# [Source records]
>> begin

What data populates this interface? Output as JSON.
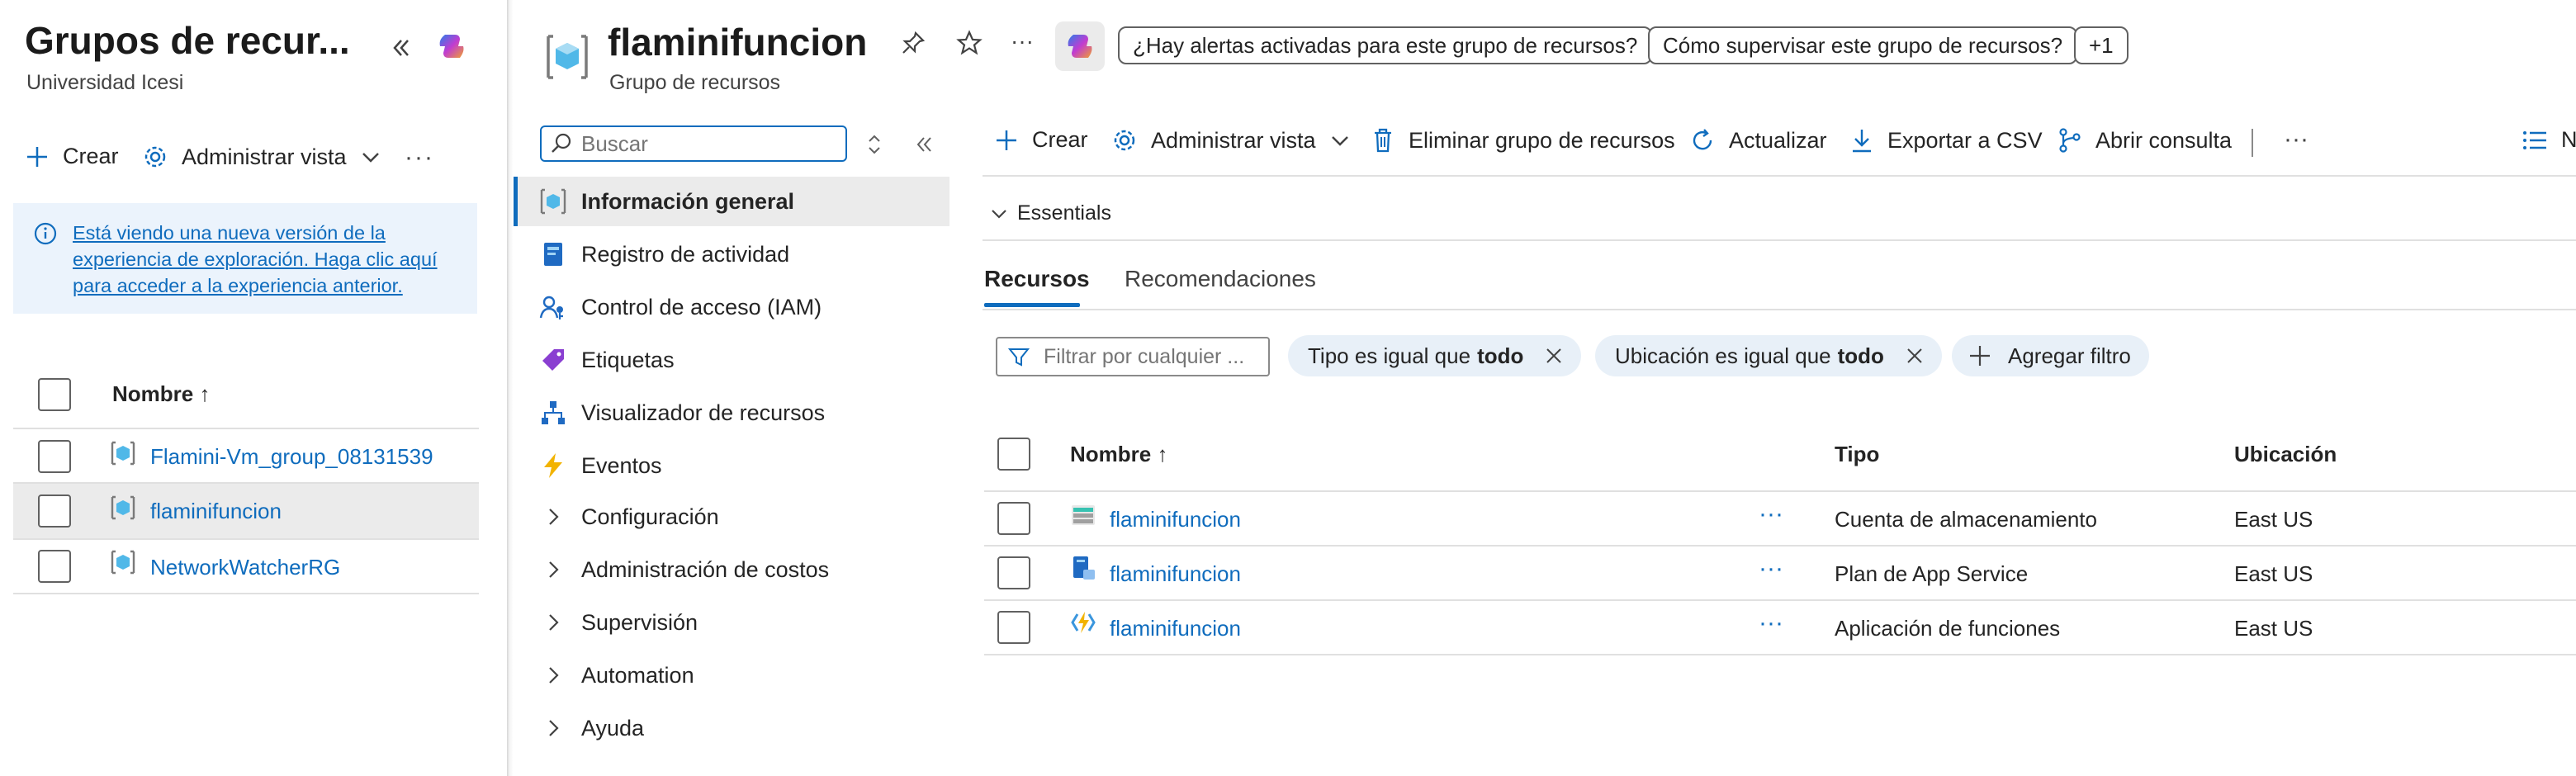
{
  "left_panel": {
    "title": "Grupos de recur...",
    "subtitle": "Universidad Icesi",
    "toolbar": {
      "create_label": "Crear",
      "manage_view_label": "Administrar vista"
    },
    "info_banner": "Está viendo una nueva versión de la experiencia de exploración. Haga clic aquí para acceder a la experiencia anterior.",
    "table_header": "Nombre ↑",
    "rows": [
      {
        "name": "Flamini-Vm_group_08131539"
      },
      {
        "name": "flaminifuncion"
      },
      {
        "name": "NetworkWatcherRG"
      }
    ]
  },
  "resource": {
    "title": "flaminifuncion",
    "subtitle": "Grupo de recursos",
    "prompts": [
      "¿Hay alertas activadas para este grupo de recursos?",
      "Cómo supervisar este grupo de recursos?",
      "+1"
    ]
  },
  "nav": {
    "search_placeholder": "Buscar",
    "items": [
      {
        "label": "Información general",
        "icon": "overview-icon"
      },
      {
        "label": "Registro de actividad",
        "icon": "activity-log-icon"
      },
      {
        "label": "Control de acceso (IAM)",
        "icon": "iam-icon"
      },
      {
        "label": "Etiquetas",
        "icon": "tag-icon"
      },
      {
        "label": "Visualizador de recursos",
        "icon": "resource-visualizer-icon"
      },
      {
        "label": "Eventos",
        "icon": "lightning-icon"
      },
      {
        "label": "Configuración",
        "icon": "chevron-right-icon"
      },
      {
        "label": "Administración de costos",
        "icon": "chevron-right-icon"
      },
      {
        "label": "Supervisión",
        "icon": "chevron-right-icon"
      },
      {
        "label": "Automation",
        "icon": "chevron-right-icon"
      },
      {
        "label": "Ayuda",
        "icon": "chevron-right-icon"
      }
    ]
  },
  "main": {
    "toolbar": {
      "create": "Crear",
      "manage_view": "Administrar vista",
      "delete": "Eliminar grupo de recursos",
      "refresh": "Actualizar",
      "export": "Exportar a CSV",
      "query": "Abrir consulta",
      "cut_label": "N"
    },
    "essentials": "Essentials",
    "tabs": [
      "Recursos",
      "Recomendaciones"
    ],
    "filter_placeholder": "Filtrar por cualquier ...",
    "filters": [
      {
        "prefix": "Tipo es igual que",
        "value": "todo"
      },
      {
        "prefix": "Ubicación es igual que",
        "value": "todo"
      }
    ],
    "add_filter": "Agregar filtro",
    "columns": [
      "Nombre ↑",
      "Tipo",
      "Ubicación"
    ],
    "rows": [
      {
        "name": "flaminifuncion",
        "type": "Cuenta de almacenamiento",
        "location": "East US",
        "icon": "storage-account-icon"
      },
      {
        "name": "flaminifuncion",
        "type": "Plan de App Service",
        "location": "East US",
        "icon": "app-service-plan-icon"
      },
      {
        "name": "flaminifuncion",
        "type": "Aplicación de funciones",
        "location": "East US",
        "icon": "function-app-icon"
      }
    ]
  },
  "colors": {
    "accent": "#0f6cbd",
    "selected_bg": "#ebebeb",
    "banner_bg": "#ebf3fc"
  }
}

>> end
>> begin

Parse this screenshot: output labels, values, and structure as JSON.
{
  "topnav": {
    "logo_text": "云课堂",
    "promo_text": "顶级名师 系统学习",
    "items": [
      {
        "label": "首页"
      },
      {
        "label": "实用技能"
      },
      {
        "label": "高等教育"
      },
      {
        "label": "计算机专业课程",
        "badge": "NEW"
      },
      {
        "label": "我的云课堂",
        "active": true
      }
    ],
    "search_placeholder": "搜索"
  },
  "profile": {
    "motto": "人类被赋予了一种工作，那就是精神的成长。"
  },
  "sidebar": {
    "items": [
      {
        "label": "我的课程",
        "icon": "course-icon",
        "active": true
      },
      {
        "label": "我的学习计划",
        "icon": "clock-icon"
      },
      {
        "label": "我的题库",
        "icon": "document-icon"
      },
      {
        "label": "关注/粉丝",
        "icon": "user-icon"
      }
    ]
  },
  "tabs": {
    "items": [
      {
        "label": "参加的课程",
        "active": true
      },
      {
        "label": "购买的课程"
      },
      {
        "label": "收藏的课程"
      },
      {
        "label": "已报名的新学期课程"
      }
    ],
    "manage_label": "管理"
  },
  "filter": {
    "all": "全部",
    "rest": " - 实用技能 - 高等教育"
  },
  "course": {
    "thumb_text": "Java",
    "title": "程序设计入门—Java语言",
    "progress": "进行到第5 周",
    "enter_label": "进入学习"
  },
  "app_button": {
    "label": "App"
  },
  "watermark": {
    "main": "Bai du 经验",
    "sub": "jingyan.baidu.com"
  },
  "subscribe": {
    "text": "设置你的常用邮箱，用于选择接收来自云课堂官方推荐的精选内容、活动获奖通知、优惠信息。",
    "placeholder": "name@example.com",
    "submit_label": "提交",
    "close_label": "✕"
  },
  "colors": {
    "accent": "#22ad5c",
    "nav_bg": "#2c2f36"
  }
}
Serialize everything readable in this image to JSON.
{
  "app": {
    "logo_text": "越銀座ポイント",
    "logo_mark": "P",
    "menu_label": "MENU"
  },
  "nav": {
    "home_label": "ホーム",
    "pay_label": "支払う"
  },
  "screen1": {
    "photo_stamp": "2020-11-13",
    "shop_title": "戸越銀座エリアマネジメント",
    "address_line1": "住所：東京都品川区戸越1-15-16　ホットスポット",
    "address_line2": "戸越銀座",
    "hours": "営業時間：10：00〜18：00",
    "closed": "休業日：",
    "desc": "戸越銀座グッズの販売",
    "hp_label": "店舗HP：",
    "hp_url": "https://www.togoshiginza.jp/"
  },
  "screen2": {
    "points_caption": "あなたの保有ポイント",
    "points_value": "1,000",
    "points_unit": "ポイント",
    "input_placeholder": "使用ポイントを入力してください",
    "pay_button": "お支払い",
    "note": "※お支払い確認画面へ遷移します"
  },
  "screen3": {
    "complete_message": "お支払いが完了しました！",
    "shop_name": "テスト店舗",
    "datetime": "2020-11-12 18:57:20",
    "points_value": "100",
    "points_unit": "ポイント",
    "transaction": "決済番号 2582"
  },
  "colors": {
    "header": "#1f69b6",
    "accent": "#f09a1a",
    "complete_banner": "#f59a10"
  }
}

>> end
>> begin

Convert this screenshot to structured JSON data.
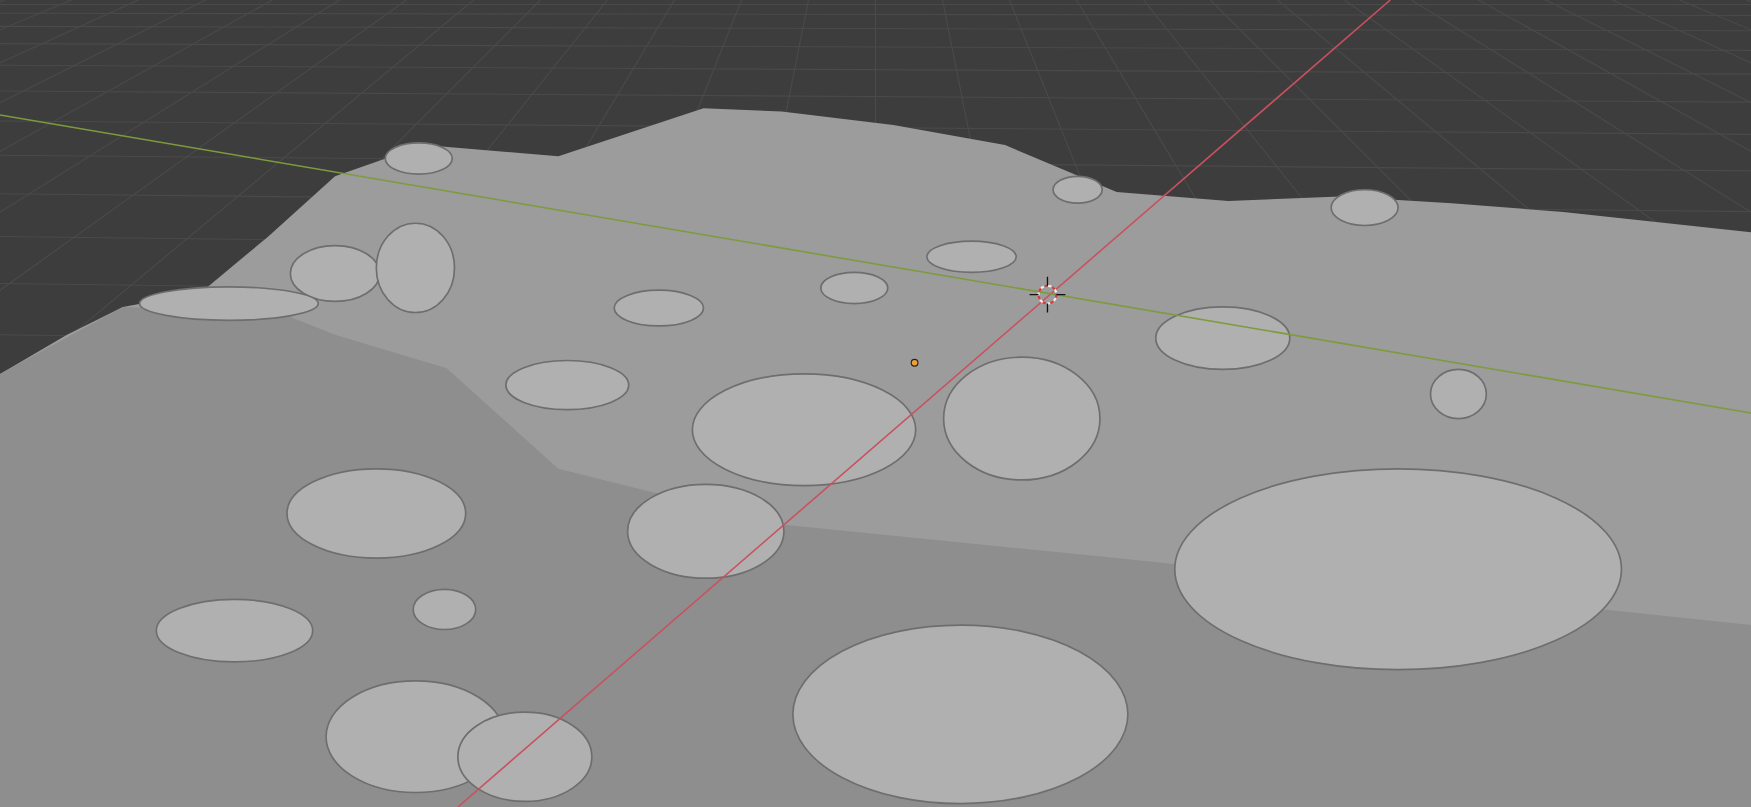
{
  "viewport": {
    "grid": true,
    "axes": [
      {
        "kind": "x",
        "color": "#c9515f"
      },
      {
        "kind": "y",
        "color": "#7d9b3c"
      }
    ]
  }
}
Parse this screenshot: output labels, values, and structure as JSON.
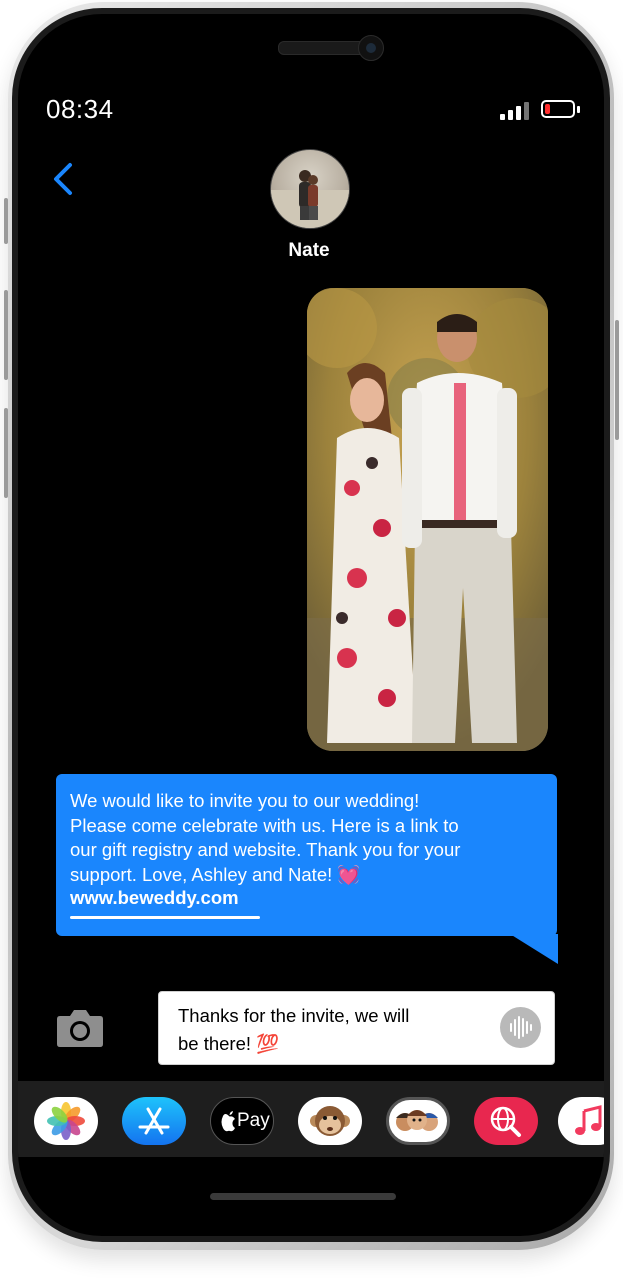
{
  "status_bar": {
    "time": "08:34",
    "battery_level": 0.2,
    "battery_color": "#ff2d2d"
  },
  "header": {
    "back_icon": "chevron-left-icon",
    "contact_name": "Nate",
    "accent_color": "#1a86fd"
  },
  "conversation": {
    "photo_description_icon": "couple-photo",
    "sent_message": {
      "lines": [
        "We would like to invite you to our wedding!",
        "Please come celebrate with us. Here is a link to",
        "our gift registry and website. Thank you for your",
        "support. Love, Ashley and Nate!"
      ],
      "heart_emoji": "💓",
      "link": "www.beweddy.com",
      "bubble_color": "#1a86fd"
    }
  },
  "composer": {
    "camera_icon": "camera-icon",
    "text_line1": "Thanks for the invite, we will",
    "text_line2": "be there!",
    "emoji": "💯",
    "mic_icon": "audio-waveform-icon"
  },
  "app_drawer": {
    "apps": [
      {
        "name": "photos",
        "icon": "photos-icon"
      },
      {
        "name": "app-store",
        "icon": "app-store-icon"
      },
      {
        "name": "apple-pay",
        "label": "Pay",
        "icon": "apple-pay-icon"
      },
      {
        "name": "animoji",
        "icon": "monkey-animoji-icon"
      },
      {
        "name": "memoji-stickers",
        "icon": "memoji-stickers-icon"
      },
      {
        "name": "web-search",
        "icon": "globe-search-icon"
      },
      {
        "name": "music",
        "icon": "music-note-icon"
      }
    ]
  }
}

>> end

# [Aim]
From the entries above, extract every line where the word "vista" appears.

# [Exercise output]
      "manage_view_label": "Administrar vista"
      "manage_view": "Administrar vista",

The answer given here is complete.